Material for the task
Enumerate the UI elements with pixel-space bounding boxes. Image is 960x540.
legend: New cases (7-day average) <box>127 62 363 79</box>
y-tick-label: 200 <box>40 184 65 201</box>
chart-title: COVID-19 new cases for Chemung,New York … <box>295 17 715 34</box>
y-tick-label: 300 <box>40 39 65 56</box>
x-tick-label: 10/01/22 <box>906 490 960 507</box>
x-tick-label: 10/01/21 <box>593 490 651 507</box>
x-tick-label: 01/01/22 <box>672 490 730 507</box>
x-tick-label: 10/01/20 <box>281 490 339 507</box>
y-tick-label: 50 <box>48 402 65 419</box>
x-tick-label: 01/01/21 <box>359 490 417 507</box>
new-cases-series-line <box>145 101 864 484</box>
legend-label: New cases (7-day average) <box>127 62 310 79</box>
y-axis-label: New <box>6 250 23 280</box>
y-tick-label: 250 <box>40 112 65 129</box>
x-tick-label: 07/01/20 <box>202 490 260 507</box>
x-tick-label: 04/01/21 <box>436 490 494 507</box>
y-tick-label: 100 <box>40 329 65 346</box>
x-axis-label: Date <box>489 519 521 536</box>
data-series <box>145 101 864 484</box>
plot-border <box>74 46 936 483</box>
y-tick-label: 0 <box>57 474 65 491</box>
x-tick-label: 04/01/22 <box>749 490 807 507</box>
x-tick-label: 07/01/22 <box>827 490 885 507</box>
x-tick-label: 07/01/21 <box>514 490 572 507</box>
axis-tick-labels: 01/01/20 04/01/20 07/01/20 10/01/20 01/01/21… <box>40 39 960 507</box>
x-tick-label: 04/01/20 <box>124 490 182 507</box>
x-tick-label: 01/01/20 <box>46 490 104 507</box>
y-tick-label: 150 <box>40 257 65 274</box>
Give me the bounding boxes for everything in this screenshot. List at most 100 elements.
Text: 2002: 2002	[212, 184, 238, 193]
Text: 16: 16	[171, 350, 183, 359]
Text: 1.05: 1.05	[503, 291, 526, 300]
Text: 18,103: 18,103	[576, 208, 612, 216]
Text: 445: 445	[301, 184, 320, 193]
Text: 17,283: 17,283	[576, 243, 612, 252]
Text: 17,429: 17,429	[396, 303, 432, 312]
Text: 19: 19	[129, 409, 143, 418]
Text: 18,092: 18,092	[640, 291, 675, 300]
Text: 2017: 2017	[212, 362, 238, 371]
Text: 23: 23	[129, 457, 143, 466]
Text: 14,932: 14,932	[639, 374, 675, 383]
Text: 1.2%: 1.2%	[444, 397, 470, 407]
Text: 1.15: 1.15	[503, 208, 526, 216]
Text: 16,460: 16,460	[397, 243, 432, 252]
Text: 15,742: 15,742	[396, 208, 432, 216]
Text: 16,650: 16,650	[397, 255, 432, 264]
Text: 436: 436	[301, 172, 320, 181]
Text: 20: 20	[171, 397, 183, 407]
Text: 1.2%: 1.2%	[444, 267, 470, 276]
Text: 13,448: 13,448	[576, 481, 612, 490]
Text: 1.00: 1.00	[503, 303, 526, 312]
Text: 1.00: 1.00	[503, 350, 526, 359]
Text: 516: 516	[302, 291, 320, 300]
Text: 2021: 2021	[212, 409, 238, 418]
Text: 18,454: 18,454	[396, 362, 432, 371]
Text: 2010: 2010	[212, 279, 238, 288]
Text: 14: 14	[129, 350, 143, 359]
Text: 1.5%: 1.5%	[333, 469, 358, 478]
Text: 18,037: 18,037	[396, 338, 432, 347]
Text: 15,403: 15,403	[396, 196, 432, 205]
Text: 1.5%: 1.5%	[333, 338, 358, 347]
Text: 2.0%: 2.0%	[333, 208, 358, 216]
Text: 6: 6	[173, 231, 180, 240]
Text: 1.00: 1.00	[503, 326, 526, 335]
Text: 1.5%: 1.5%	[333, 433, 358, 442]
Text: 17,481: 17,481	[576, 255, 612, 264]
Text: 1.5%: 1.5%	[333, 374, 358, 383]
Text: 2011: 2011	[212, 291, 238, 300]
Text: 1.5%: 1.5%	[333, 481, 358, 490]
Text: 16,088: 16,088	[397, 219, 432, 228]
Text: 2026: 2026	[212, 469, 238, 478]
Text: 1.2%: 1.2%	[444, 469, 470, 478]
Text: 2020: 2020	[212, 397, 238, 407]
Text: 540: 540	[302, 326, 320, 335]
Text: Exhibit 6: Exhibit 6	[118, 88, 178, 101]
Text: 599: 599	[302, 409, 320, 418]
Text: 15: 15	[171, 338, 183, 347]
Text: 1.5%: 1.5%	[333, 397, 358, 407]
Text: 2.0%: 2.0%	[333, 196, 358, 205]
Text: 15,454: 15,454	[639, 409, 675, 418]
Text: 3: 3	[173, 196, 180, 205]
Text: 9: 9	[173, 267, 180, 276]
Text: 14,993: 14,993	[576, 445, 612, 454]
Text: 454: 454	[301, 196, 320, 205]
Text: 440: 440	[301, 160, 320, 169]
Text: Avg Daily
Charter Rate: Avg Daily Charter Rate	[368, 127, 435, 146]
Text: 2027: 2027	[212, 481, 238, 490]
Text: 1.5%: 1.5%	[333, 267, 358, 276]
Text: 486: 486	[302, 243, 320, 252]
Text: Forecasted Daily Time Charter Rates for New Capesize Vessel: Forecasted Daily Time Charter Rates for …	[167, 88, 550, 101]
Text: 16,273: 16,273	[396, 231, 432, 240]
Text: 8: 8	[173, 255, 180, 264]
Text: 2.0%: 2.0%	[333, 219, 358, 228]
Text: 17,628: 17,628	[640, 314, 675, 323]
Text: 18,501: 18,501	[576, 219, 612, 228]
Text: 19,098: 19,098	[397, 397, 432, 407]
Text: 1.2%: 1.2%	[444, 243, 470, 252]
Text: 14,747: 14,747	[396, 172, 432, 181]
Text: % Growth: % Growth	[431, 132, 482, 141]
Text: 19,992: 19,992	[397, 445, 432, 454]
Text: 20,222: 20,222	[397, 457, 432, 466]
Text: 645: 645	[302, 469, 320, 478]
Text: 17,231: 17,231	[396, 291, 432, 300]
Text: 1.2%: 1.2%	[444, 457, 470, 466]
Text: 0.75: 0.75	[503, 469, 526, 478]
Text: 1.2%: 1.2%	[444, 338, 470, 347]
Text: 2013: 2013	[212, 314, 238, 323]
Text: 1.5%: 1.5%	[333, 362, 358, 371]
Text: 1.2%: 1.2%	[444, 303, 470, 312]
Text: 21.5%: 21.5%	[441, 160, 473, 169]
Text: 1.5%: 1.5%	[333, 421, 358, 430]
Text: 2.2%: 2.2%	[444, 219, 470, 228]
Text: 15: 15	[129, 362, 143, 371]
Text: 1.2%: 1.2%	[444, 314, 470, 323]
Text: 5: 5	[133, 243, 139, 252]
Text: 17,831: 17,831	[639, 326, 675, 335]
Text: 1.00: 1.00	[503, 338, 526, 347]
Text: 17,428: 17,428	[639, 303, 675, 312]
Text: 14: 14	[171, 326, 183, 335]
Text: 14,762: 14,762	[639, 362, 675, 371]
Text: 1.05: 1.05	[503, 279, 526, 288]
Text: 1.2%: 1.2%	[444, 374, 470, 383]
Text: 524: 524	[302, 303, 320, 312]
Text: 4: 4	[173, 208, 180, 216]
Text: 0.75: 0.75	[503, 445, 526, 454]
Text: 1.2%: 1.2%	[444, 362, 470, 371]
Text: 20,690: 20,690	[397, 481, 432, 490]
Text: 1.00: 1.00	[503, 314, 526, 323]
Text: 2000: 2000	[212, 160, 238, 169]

What you are asked to do
Copy every line of the records above, keeping each character, space and number the same.

Correct answer
Enumerate the UI elements with pixel-space bounding boxes. Image is 960x540.
legend: New cases (7-day average) <box>127 62 363 79</box>
y-tick-label: 200 <box>40 184 65 201</box>
chart-title: COVID-19 new cases for Chemung,New York … <box>295 17 715 34</box>
y-tick-label: 300 <box>40 39 65 56</box>
x-tick-label: 10/01/22 <box>906 490 960 507</box>
x-tick-label: 10/01/21 <box>593 490 651 507</box>
x-tick-label: 01/01/22 <box>672 490 730 507</box>
x-tick-label: 10/01/20 <box>281 490 339 507</box>
y-tick-label: 50 <box>48 402 65 419</box>
x-tick-label: 01/01/21 <box>359 490 417 507</box>
new-cases-series-line <box>145 101 864 484</box>
legend-label: New cases (7-day average) <box>127 62 310 79</box>
y-axis-label: New <box>6 250 23 280</box>
y-tick-label: 250 <box>40 112 65 129</box>
x-tick-label: 07/01/20 <box>202 490 260 507</box>
x-tick-label: 04/01/21 <box>436 490 494 507</box>
y-tick-label: 100 <box>40 329 65 346</box>
x-axis-label: Date <box>489 519 521 536</box>
data-series <box>145 101 864 484</box>
plot-border <box>74 46 936 483</box>
y-tick-label: 0 <box>57 474 65 491</box>
x-tick-label: 04/01/22 <box>749 490 807 507</box>
x-tick-label: 07/01/22 <box>827 490 885 507</box>
x-tick-label: 07/01/21 <box>514 490 572 507</box>
axis-tick-labels: 01/01/20 04/01/20 07/01/20 10/01/20 01/01/21… <box>40 39 960 507</box>
x-tick-label: 04/01/20 <box>124 490 182 507</box>
x-tick-label: 01/01/20 <box>46 490 104 507</box>
y-tick-label: 150 <box>40 257 65 274</box>
Give me the bounding boxes for everything in this screenshot. List at most 100 elements.
Text: 2002: 2002	[212, 184, 238, 193]
Text: 16: 16	[171, 350, 183, 359]
Text: 1.05: 1.05	[503, 291, 526, 300]
Text: 18,103: 18,103	[576, 208, 612, 216]
Text: 445: 445	[301, 184, 320, 193]
Text: 17,283: 17,283	[576, 243, 612, 252]
Text: 17,429: 17,429	[396, 303, 432, 312]
Text: 19: 19	[129, 409, 143, 418]
Text: 18,092: 18,092	[640, 291, 675, 300]
Text: 2017: 2017	[212, 362, 238, 371]
Text: 23: 23	[129, 457, 143, 466]
Text: 14,932: 14,932	[639, 374, 675, 383]
Text: 1.2%: 1.2%	[444, 397, 470, 407]
Text: 1.15: 1.15	[503, 208, 526, 216]
Text: 16,460: 16,460	[397, 243, 432, 252]
Text: 15,742: 15,742	[396, 208, 432, 216]
Text: 16,650: 16,650	[397, 255, 432, 264]
Text: 436: 436	[301, 172, 320, 181]
Text: 20: 20	[171, 397, 183, 407]
Text: 1.2%: 1.2%	[444, 267, 470, 276]
Text: 13,448: 13,448	[576, 481, 612, 490]
Text: 1.00: 1.00	[503, 303, 526, 312]
Text: 1.00: 1.00	[503, 350, 526, 359]
Text: 516: 516	[302, 291, 320, 300]
Text: 2021: 2021	[212, 409, 238, 418]
Text: 18,454: 18,454	[396, 362, 432, 371]
Text: 2010: 2010	[212, 279, 238, 288]
Text: 14: 14	[129, 350, 143, 359]
Text: 1.5%: 1.5%	[333, 469, 358, 478]
Text: 18,037: 18,037	[396, 338, 432, 347]
Text: 15,403: 15,403	[396, 196, 432, 205]
Text: 1.5%: 1.5%	[333, 338, 358, 347]
Text: 2.0%: 2.0%	[333, 208, 358, 216]
Text: 6: 6	[173, 231, 180, 240]
Text: 1.00: 1.00	[503, 326, 526, 335]
Text: 1.5%: 1.5%	[333, 433, 358, 442]
Text: 17,481: 17,481	[576, 255, 612, 264]
Text: 1.5%: 1.5%	[333, 374, 358, 383]
Text: 2011: 2011	[212, 291, 238, 300]
Text: 1.5%: 1.5%	[333, 481, 358, 490]
Text: 16,088: 16,088	[397, 219, 432, 228]
Text: 2026: 2026	[212, 469, 238, 478]
Text: 1.2%: 1.2%	[444, 469, 470, 478]
Text: 2020: 2020	[212, 397, 238, 407]
Text: 540: 540	[302, 326, 320, 335]
Text: Exhibit 6: Exhibit 6	[118, 88, 178, 101]
Text: 599: 599	[302, 409, 320, 418]
Text: 15: 15	[171, 338, 183, 347]
Text: 1.5%: 1.5%	[333, 397, 358, 407]
Text: 2.0%: 2.0%	[333, 196, 358, 205]
Text: 15,454: 15,454	[639, 409, 675, 418]
Text: 3: 3	[173, 196, 180, 205]
Text: 9: 9	[173, 267, 180, 276]
Text: 14,993: 14,993	[576, 445, 612, 454]
Text: 454: 454	[301, 196, 320, 205]
Text: 440: 440	[301, 160, 320, 169]
Text: Avg Daily
Charter Rate: Avg Daily Charter Rate	[368, 127, 435, 146]
Text: 2027: 2027	[212, 481, 238, 490]
Text: 1.5%: 1.5%	[333, 267, 358, 276]
Text: 486: 486	[302, 243, 320, 252]
Text: Forecasted Daily Time Charter Rates for New Capesize Vessel: Forecasted Daily Time Charter Rates for …	[167, 88, 550, 101]
Text: 16,273: 16,273	[396, 231, 432, 240]
Text: 8: 8	[173, 255, 180, 264]
Text: 2.0%: 2.0%	[333, 219, 358, 228]
Text: 17,628: 17,628	[640, 314, 675, 323]
Text: 18,501: 18,501	[576, 219, 612, 228]
Text: 19,098: 19,098	[397, 397, 432, 407]
Text: 1.2%: 1.2%	[444, 243, 470, 252]
Text: 14,747: 14,747	[396, 172, 432, 181]
Text: % Growth: % Growth	[431, 132, 482, 141]
Text: 19,992: 19,992	[397, 445, 432, 454]
Text: 20,222: 20,222	[397, 457, 432, 466]
Text: 645: 645	[302, 469, 320, 478]
Text: 17,231: 17,231	[396, 291, 432, 300]
Text: 1.2%: 1.2%	[444, 457, 470, 466]
Text: 0.75: 0.75	[503, 469, 526, 478]
Text: 1.2%: 1.2%	[444, 338, 470, 347]
Text: 2013: 2013	[212, 314, 238, 323]
Text: 1.5%: 1.5%	[333, 362, 358, 371]
Text: 1.2%: 1.2%	[444, 303, 470, 312]
Text: 21.5%: 21.5%	[441, 160, 473, 169]
Text: 1.5%: 1.5%	[333, 421, 358, 430]
Text: 2.2%: 2.2%	[444, 219, 470, 228]
Text: 15: 15	[129, 362, 143, 371]
Text: 1.2%: 1.2%	[444, 314, 470, 323]
Text: 5: 5	[133, 243, 139, 252]
Text: 17,831: 17,831	[639, 326, 675, 335]
Text: 1.00: 1.00	[503, 338, 526, 347]
Text: 17,428: 17,428	[639, 303, 675, 312]
Text: 14: 14	[171, 326, 183, 335]
Text: 14,762: 14,762	[639, 362, 675, 371]
Text: 1.05: 1.05	[503, 279, 526, 288]
Text: 1.2%: 1.2%	[444, 374, 470, 383]
Text: 524: 524	[302, 303, 320, 312]
Text: 4: 4	[173, 208, 180, 216]
Text: 0.75: 0.75	[503, 445, 526, 454]
Text: 1.2%: 1.2%	[444, 362, 470, 371]
Text: 20,690: 20,690	[397, 481, 432, 490]
Text: 1.00: 1.00	[503, 314, 526, 323]
Text: 2000: 2000	[212, 160, 238, 169]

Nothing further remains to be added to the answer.